- Data records:

- - - - -

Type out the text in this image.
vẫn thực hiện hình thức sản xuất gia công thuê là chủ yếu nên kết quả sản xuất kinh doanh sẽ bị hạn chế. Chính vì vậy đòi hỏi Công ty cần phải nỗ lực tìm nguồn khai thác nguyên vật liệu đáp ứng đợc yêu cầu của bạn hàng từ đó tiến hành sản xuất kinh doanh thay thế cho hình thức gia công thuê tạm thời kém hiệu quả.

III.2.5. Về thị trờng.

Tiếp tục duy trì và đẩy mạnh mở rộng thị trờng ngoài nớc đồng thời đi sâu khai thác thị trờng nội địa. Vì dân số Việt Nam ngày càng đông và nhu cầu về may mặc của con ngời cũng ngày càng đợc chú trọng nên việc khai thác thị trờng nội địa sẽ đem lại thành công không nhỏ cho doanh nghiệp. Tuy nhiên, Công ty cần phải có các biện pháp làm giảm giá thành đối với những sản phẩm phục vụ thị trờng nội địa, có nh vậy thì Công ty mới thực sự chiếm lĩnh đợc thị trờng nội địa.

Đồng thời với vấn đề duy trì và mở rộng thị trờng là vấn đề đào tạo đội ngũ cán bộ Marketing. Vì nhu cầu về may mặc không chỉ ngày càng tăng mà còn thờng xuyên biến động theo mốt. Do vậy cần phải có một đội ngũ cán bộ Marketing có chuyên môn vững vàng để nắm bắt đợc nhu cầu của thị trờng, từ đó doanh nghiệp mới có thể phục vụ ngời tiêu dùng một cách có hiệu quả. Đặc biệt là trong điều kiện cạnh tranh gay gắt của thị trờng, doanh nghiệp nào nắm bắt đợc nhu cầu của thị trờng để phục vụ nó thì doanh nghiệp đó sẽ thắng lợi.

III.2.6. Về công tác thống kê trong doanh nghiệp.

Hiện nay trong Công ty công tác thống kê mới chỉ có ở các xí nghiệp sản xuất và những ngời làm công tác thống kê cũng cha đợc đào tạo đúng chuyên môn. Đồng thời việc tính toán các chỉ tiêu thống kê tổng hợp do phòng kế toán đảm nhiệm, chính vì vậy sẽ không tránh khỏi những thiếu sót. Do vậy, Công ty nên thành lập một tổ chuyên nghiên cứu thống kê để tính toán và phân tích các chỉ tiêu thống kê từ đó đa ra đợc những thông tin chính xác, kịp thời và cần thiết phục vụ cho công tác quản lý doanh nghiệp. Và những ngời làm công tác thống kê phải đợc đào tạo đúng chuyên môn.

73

- - - - -

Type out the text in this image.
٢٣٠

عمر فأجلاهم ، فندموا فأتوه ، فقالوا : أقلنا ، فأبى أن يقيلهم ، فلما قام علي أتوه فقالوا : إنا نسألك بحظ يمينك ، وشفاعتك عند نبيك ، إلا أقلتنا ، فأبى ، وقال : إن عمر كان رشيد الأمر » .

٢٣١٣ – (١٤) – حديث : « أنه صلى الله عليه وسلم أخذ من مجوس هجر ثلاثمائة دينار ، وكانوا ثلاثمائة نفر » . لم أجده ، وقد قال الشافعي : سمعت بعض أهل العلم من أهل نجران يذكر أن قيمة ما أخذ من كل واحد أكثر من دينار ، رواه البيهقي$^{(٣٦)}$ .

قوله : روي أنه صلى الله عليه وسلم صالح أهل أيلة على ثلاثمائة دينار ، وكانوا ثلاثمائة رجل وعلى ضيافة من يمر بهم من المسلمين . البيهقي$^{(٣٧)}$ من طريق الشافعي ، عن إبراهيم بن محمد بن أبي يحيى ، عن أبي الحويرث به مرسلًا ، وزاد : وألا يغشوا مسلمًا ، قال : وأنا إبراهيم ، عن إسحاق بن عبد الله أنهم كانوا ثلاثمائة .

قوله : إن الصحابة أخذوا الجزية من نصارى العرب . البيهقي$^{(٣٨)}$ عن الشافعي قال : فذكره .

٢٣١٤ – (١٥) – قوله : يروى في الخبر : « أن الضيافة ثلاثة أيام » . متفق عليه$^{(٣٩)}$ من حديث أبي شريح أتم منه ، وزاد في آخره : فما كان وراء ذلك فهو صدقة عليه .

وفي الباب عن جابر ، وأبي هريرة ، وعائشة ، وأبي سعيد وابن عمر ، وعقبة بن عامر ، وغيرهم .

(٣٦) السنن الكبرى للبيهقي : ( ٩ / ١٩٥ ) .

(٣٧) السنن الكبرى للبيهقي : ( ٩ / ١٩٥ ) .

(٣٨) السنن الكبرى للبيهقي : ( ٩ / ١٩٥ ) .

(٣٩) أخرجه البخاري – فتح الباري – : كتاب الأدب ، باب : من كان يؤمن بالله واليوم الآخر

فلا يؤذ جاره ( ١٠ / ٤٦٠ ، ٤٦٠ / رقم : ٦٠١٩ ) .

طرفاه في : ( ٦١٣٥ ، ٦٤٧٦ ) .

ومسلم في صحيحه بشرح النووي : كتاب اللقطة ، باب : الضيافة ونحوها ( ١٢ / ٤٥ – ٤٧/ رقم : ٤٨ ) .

- - - - -

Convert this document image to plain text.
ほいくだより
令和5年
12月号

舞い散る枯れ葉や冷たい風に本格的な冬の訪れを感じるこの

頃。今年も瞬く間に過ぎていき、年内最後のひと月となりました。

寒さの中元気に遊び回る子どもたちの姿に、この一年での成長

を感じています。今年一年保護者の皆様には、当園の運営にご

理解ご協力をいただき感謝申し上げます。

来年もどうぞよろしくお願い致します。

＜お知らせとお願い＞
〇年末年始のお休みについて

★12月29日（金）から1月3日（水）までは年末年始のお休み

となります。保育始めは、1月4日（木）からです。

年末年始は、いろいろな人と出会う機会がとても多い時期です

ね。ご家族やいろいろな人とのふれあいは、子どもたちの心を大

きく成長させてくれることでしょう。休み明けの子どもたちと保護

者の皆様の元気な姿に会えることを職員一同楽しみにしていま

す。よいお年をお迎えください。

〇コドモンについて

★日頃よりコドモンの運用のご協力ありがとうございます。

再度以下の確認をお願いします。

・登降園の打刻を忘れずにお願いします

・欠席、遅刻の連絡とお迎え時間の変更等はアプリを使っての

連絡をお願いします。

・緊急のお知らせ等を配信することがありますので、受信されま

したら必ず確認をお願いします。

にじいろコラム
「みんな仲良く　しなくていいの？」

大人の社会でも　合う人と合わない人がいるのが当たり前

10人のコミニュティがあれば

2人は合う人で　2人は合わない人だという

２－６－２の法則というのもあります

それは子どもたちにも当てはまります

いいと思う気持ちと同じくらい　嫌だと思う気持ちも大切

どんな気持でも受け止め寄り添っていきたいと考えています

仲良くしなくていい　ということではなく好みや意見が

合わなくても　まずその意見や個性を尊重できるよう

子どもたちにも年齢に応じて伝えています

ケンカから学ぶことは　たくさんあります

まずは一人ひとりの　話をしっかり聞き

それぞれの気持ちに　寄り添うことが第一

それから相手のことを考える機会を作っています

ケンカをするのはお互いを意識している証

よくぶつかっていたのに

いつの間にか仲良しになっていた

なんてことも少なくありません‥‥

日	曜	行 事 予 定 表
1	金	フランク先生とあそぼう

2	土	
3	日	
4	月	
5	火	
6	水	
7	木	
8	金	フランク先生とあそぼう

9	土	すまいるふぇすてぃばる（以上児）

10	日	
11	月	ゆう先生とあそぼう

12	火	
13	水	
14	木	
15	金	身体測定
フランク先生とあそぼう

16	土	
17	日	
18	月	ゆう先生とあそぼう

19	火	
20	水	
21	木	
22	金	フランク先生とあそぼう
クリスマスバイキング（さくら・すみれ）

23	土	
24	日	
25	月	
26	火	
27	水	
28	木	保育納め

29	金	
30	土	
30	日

- - - - -

- Exercise: List every line above that holds the word "وسلم".

- Result for this task:
٢٣١٣ – (١٤) – حديث : « أنه صلى الله عليه وسلم أخذ من مجوس هجر ثلاثمائة دينار ، وكانوا ثلاثمائة نفر » . لم أجده ، وقد قال الشافعي : سمعت بعض أهل العلم من أهل نجران يذكر أن قيمة ما أخذ من كل واحد أكثر من دينار ، رواه البيهقي$^{(٣٦)}$ .
قوله : روي أنه صلى الله عليه وسلم صالح أهل أيلة على ثلاثمائة دينار ، وكانوا ثلاثمائة رجل وعلى ضيافة من يمر بهم من المسلمين . البيهقي$^{(٣٧)}$ من طريق الشافعي ، عن إبراهيم بن محمد بن أبي يحيى ، عن أبي الحويرث به مرسلًا ، وزاد : وألا يغشوا مسلمًا ، قال : وأنا إبراهيم ، عن إسحاق بن عبد الله أنهم كانوا ثلاثمائة .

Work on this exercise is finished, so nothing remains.